* **WHAT TO PRODUCE**: Output the material word for word. Leave each picture out.
──────────
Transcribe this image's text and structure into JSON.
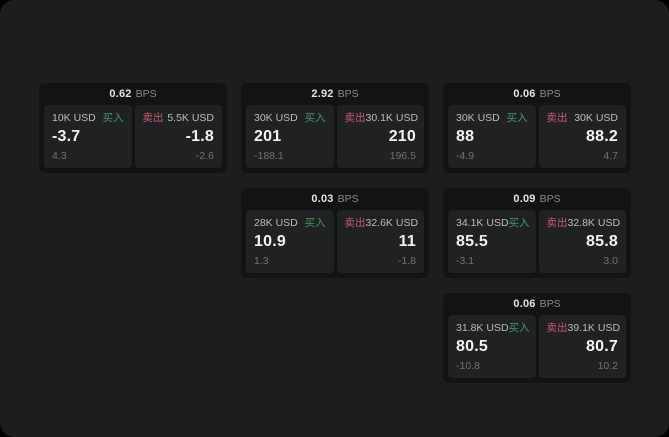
{
  "theme": {
    "page-bg": "#1d1d1e",
    "card-bg": "#121314",
    "panel-bg": "#202122",
    "buy-color": "#43996a",
    "sell-color": "#c75a6e",
    "value-color": "#f2f3f3",
    "muted-color": "#6f7273",
    "label-color": "#b9bcbd",
    "header-value-color": "#e3e3e3",
    "header-unit-color": "#8a8a8a"
  },
  "labels": {
    "bps_unit": "BPS",
    "buy": "买入",
    "sell": "卖出"
  },
  "cards": [
    {
      "bps": "0.62",
      "buy": {
        "amount": "10K USD",
        "price": "-3.7",
        "delta": "4.3"
      },
      "sell": {
        "amount": "5.5K USD",
        "price": "-1.8",
        "delta": "-2.6"
      }
    },
    {
      "bps": "2.92",
      "buy": {
        "amount": "30K USD",
        "price": "201",
        "delta": "-188.1"
      },
      "sell": {
        "amount": "30.1K USD",
        "price": "210",
        "delta": "196.5"
      }
    },
    {
      "bps": "0.06",
      "buy": {
        "amount": "30K USD",
        "price": "88",
        "delta": "-4.9"
      },
      "sell": {
        "amount": "30K USD",
        "price": "88.2",
        "delta": "4.7"
      }
    },
    {
      "bps": "0.03",
      "buy": {
        "amount": "28K USD",
        "price": "10.9",
        "delta": "1.3"
      },
      "sell": {
        "amount": "32.6K USD",
        "price": "11",
        "delta": "-1.8"
      }
    },
    {
      "bps": "0.09",
      "buy": {
        "amount": "34.1K USD",
        "price": "85.5",
        "delta": "-3.1"
      },
      "sell": {
        "amount": "32.8K USD",
        "price": "85.8",
        "delta": "3.0"
      }
    },
    {
      "bps": "0.06",
      "buy": {
        "amount": "31.8K USD",
        "price": "80.5",
        "delta": "-10.8"
      },
      "sell": {
        "amount": "39.1K USD",
        "price": "80.7",
        "delta": "10.2"
      }
    }
  ]
}
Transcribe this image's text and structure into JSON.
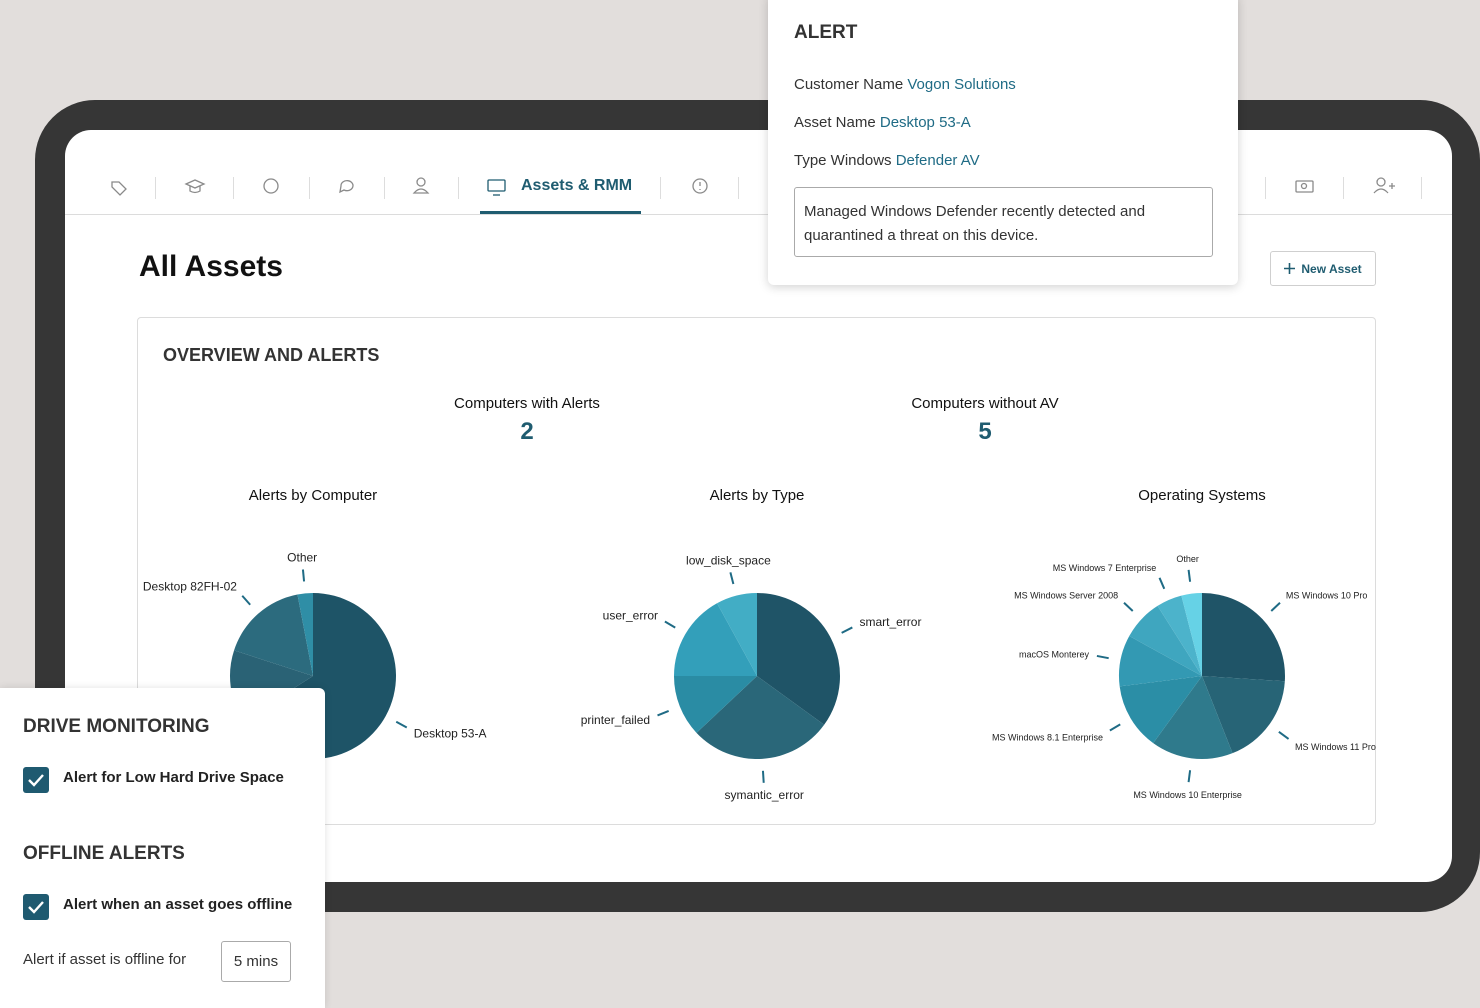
{
  "nav": {
    "active_tab": "Assets & RMM"
  },
  "page": {
    "title": "All Assets",
    "new_asset_button": "New Asset"
  },
  "overview": {
    "title": "OVERVIEW AND ALERTS",
    "stats": [
      {
        "label": "Computers with Alerts",
        "value": 2
      },
      {
        "label": "Computers without AV",
        "value": 5
      }
    ]
  },
  "chart_data": [
    {
      "type": "pie",
      "title": "Alerts by Computer",
      "categories": [
        "Desktop 53-A",
        null,
        "Desktop 82FH-02",
        "Other"
      ],
      "values": [
        66,
        14,
        17,
        3
      ],
      "colors": [
        "#1e5467",
        "#2a6275",
        "#2c6b7e",
        "#2f8ea6"
      ]
    },
    {
      "type": "pie",
      "title": "Alerts by Type",
      "categories": [
        "smart_error",
        "symantic_error",
        "printer_failed",
        "user_error",
        "low_disk_space"
      ],
      "values": [
        35,
        28,
        12,
        17,
        8
      ],
      "colors": [
        "#1f5467",
        "#2a6779",
        "#2a8ca4",
        "#339fba",
        "#42adc5"
      ]
    },
    {
      "type": "pie",
      "title": "Operating Systems",
      "categories": [
        "MS Windows 10 Pro",
        "MS Windows 11 Pro",
        "MS Windows 10 Enterprise",
        "MS Windows 8.1 Enterprise",
        "macOS Monterey",
        "MS Windows Server 2008",
        "MS Windows 7 Enterprise",
        "Other"
      ],
      "values": [
        26,
        18,
        16,
        13,
        10,
        8,
        5,
        4
      ],
      "colors": [
        "#1f5467",
        "#276476",
        "#2f7a8c",
        "#2b8ea6",
        "#3399b3",
        "#3fa6bf",
        "#4cb3cb",
        "#66d2e6"
      ]
    }
  ],
  "alert_popup": {
    "title": "ALERT",
    "rows": [
      {
        "label": "Customer Name",
        "value": "Vogon Solutions"
      },
      {
        "label": "Asset Name",
        "value": "Desktop 53-A"
      },
      {
        "label": "Type Windows",
        "value": "Defender AV"
      }
    ],
    "message": "Managed Windows Defender recently detected and quarantined a threat on this device."
  },
  "monitoring_panel": {
    "drive_title": "DRIVE MONITORING",
    "drive_option": "Alert for Low Hard Drive Space",
    "offline_title": "OFFLINE ALERTS",
    "offline_option": "Alert when an asset goes offline",
    "offline_for_label": "Alert if asset is offline for",
    "offline_for_value": "5 mins"
  }
}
──────────
* **REPLY**:
Transcribe this image's text and structure into JSON.
{
  "theme": {
    "page-bg": "#1d1d1e",
    "card-bg": "#121314",
    "panel-bg": "#202122",
    "buy-color": "#43996a",
    "sell-color": "#c75a6e",
    "value-color": "#f2f3f3",
    "muted-color": "#6f7273",
    "label-color": "#b9bcbd",
    "header-value-color": "#e3e3e3",
    "header-unit-color": "#8a8a8a"
  },
  "labels": {
    "bps_unit": "BPS",
    "buy": "买入",
    "sell": "卖出"
  },
  "cards": [
    {
      "bps": "0.62",
      "buy": {
        "amount": "10K USD",
        "price": "-3.7",
        "delta": "4.3"
      },
      "sell": {
        "amount": "5.5K USD",
        "price": "-1.8",
        "delta": "-2.6"
      }
    },
    {
      "bps": "2.92",
      "buy": {
        "amount": "30K USD",
        "price": "201",
        "delta": "-188.1"
      },
      "sell": {
        "amount": "30.1K USD",
        "price": "210",
        "delta": "196.5"
      }
    },
    {
      "bps": "0.06",
      "buy": {
        "amount": "30K USD",
        "price": "88",
        "delta": "-4.9"
      },
      "sell": {
        "amount": "30K USD",
        "price": "88.2",
        "delta": "4.7"
      }
    },
    {
      "bps": "0.03",
      "buy": {
        "amount": "28K USD",
        "price": "10.9",
        "delta": "1.3"
      },
      "sell": {
        "amount": "32.6K USD",
        "price": "11",
        "delta": "-1.8"
      }
    },
    {
      "bps": "0.09",
      "buy": {
        "amount": "34.1K USD",
        "price": "85.5",
        "delta": "-3.1"
      },
      "sell": {
        "amount": "32.8K USD",
        "price": "85.8",
        "delta": "3.0"
      }
    },
    {
      "bps": "0.06",
      "buy": {
        "amount": "31.8K USD",
        "price": "80.5",
        "delta": "-10.8"
      },
      "sell": {
        "amount": "39.1K USD",
        "price": "80.7",
        "delta": "10.2"
      }
    }
  ]
}
Transcribe this image's text and structure into JSON.
{
  "nav": {
    "active_tab": "Assets & RMM"
  },
  "page": {
    "title": "All Assets",
    "new_asset_button": "New Asset"
  },
  "overview": {
    "title": "OVERVIEW AND ALERTS",
    "stats": [
      {
        "label": "Computers with Alerts",
        "value": 2
      },
      {
        "label": "Computers without AV",
        "value": 5
      }
    ]
  },
  "chart_data": [
    {
      "type": "pie",
      "title": "Alerts by Computer",
      "categories": [
        "Desktop 53-A",
        null,
        "Desktop 82FH-02",
        "Other"
      ],
      "values": [
        66,
        14,
        17,
        3
      ],
      "colors": [
        "#1e5467",
        "#2a6275",
        "#2c6b7e",
        "#2f8ea6"
      ]
    },
    {
      "type": "pie",
      "title": "Alerts by Type",
      "categories": [
        "smart_error",
        "symantic_error",
        "printer_failed",
        "user_error",
        "low_disk_space"
      ],
      "values": [
        35,
        28,
        12,
        17,
        8
      ],
      "colors": [
        "#1f5467",
        "#2a6779",
        "#2a8ca4",
        "#339fba",
        "#42adc5"
      ]
    },
    {
      "type": "pie",
      "title": "Operating Systems",
      "categories": [
        "MS Windows 10 Pro",
        "MS Windows 11 Pro",
        "MS Windows 10 Enterprise",
        "MS Windows 8.1 Enterprise",
        "macOS Monterey",
        "MS Windows Server 2008",
        "MS Windows 7 Enterprise",
        "Other"
      ],
      "values": [
        26,
        18,
        16,
        13,
        10,
        8,
        5,
        4
      ],
      "colors": [
        "#1f5467",
        "#276476",
        "#2f7a8c",
        "#2b8ea6",
        "#3399b3",
        "#3fa6bf",
        "#4cb3cb",
        "#66d2e6"
      ]
    }
  ],
  "alert_popup": {
    "title": "ALERT",
    "rows": [
      {
        "label": "Customer Name",
        "value": "Vogon Solutions"
      },
      {
        "label": "Asset Name",
        "value": "Desktop 53-A"
      },
      {
        "label": "Type Windows",
        "value": "Defender AV"
      }
    ],
    "message": "Managed Windows Defender recently detected and quarantined a threat on this device."
  },
  "monitoring_panel": {
    "drive_title": "DRIVE MONITORING",
    "drive_option": "Alert for Low Hard Drive Space",
    "offline_title": "OFFLINE ALERTS",
    "offline_option": "Alert when an asset goes offline",
    "offline_for_label": "Alert if asset is offline for",
    "offline_for_value": "5 mins"
  }
}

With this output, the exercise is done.